*Text segment*
-- Start --

FIR, IP, DSP, power, FPGA, RTL

1. Introduction

The foremost consequence of transistor miniaturization is high power consumption. This has led to the additional requirement of cooling devices and has also reduced battery life. Currently, power is the critical constraint for electronic design engineers with compressed design schedules. Nowadays, reconfigurable circuits such as FPGAs have preferred technology as they can achieve high performance with low cost and lesser time consumption [1]. These devices can implement complex circuits such as DSP blocks and embedded memories [2]. Today, these devices are attractive alternatives to their Application-Specific Integrated Circuits (ASICs) counterparts. But, due to their increased complexity, power consumption has aroused as the constraining factor that has bounded FPGA designs to cross the threshold of low power applications.

Several power estimation techniques already exist in the literature, but, accurate power estimation is possible only with the knowledge of capacitances. The available commercial tool measures the power accurately, but, with a longer time penalty. Power assessment at a higher abstraction level is not much accurate because of the absence of low-level statistics. So, to overcome the above-mentioned problem, system designing at Register Transfer Level (RTL) can be an attractive choice because of less simulation run time and technology independency. Though, numerous models are present in the literature that could determine the power of an individual block at the RTL level but the research on methodologies that could approximate the power of a complete system accurately using IP modeling approach, needs exploration.

-- End --

*Data section*
-- Start --

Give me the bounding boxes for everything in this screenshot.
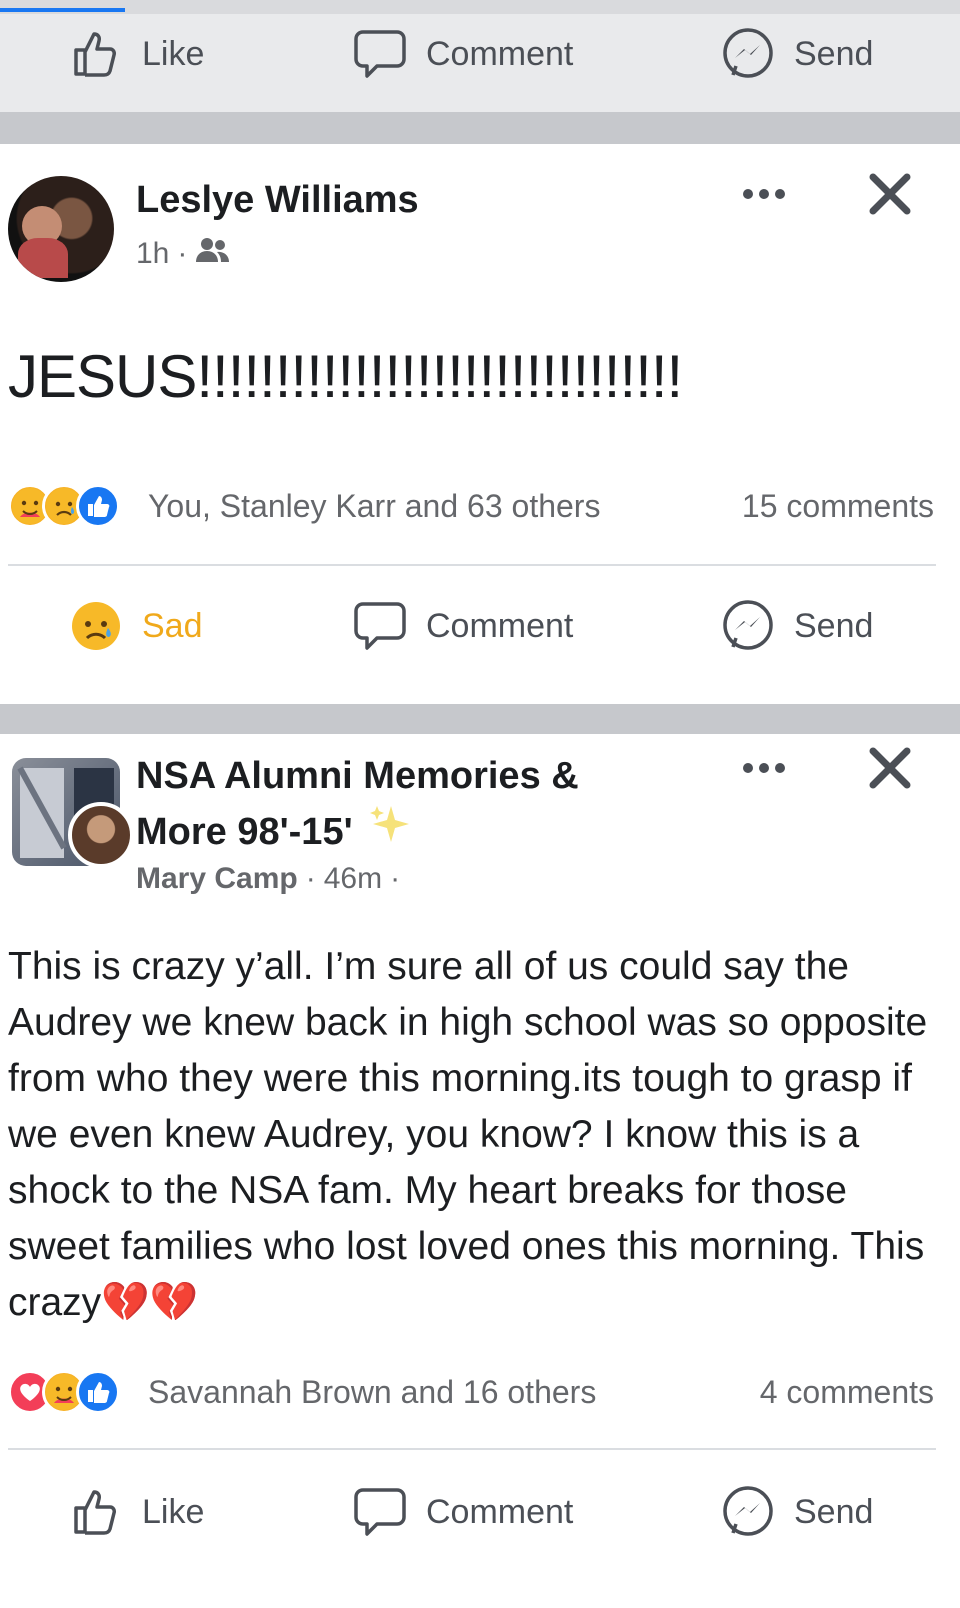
send-button[interactable]: Send <box>720 586 873 666</box>
send-label: Send <box>794 606 874 645</box>
divider <box>8 564 936 566</box>
member-avatar <box>68 802 134 868</box>
load-progress-fill <box>0 8 125 12</box>
post-card: NSA Alumni Memories & More 98'-15' Mary … <box>0 734 960 1608</box>
author-avatar[interactable] <box>8 176 114 282</box>
reactions-text: Savannah Brown and 16 others <box>148 1373 597 1410</box>
reaction-icons <box>8 484 120 528</box>
meta-dot: · <box>390 862 401 895</box>
reactions-summary[interactable]: Savannah Brown and 16 others 4 comments <box>0 1362 960 1422</box>
more-dots-icon <box>740 187 788 205</box>
sad-label: Sad <box>142 606 203 645</box>
sparkles-icon <box>367 802 413 862</box>
post-text: JESUS!!!!!!!!!!!!!!!!!!!!!!!!!!!!!!! <box>8 343 683 410</box>
like-label: Like <box>142 1492 205 1531</box>
send-button[interactable]: Send <box>720 1472 873 1552</box>
reaction-button-sad[interactable]: Sad <box>68 586 203 666</box>
meta-dot: · <box>305 862 316 895</box>
author-name[interactable]: Leslye Williams <box>136 174 419 226</box>
reactions-summary[interactable]: You, Stanley Karr and 63 others 15 comme… <box>0 476 960 536</box>
close-icon <box>868 746 912 795</box>
divider <box>8 1448 936 1450</box>
more-options-button[interactable] <box>736 176 792 216</box>
hide-post-button[interactable] <box>862 742 918 798</box>
hide-post-button[interactable] <box>862 168 918 224</box>
group-avatar[interactable] <box>12 758 134 868</box>
like-label: Like <box>142 34 205 73</box>
more-options-button[interactable] <box>736 750 792 790</box>
close-icon <box>868 172 912 221</box>
comments-count[interactable]: 15 comments <box>742 488 934 525</box>
comment-button[interactable]: Comment <box>352 14 573 94</box>
post-time[interactable]: 1h <box>136 237 169 271</box>
action-row: Sad Comment Send <box>0 586 960 666</box>
comment-bubble-icon <box>352 1484 408 1540</box>
thumbs-up-icon <box>68 26 124 82</box>
group-name-line1: NSA Alumni Memories & <box>136 755 579 797</box>
like-button[interactable]: Like <box>68 1472 204 1552</box>
group-name[interactable]: NSA Alumni Memories & More 98'-15' <box>136 750 579 862</box>
post-time[interactable]: 46m <box>324 862 382 896</box>
comment-button[interactable]: Comment <box>352 1472 573 1552</box>
messenger-icon <box>720 598 776 654</box>
post-meta: Mary Camp · 46m · <box>136 862 400 896</box>
like-emoji-icon <box>76 484 120 528</box>
load-progress-bar <box>0 0 960 14</box>
meta-dot: · <box>177 237 188 270</box>
comments-count[interactable]: 4 comments <box>760 1374 934 1411</box>
like-emoji-icon <box>76 1370 120 1414</box>
more-dots-icon <box>740 761 788 779</box>
comment-bubble-icon <box>352 26 408 82</box>
send-label: Send <box>794 1492 874 1531</box>
comment-label: Comment <box>426 34 574 73</box>
thumbs-up-icon <box>68 1484 124 1540</box>
feed-separator <box>0 704 960 734</box>
messenger-icon <box>720 26 776 82</box>
friends-icon <box>195 236 231 272</box>
post-author[interactable]: Mary Camp <box>136 862 298 896</box>
post-meta: 1h · <box>136 236 231 272</box>
feed-separator <box>0 112 960 144</box>
sad-emoji-icon <box>68 598 124 654</box>
action-row: Like Comment Send <box>0 14 960 94</box>
comment-button[interactable]: Comment <box>352 586 573 666</box>
reactions-text: You, Stanley Karr and 63 others <box>148 487 601 524</box>
send-label: Send <box>794 34 874 73</box>
previous-post-action-bar: Like Comment Send <box>0 0 960 112</box>
group-name-line2: More 98'-15' <box>136 811 353 853</box>
send-button[interactable]: Send <box>720 14 873 94</box>
comment-label: Comment <box>426 606 574 645</box>
comment-bubble-icon <box>352 598 408 654</box>
post-card: Leslye Williams 1h · JESUS!!!!!!!!!!!!!!… <box>0 144 960 704</box>
messenger-icon <box>720 1484 776 1540</box>
action-row: Like Comment Send <box>0 1472 960 1552</box>
comment-label: Comment <box>426 1492 574 1531</box>
reaction-icons <box>8 1370 120 1414</box>
like-button[interactable]: Like <box>68 14 204 94</box>
post-text: This is crazy y’all. I’m sure all of us … <box>8 945 928 1324</box>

-- End --

*Aim*
Transcribe the FPGA power text word for word, starting at the words "FIR, IP, DSP, power, FPGA, RTL" and ending after "low power applications.". The records come from a different source than the FPGA power text.

*Response to the exercise*
FIR, IP, DSP, power, FPGA, RTL

1. Introduction

The foremost consequence of transistor miniaturization is high power consumption. This has led to the additional requirement of cooling devices and has also reduced battery life. Currently, power is the critical constraint for electronic design engineers with compressed design schedules. Nowadays, reconfigurable circuits such as FPGAs have preferred technology as they can achieve high performance with low cost and lesser time consumption [1]. These devices can implement complex circuits such as DSP blocks and embedded memories [2]. Today, these devices are attractive alternatives to their Application-Specific Integrated Circuits (ASICs) counterparts. But, due to their increased complexity, power consumption has aroused as the constraining factor that has bounded FPGA designs to cross the threshold of low power applications.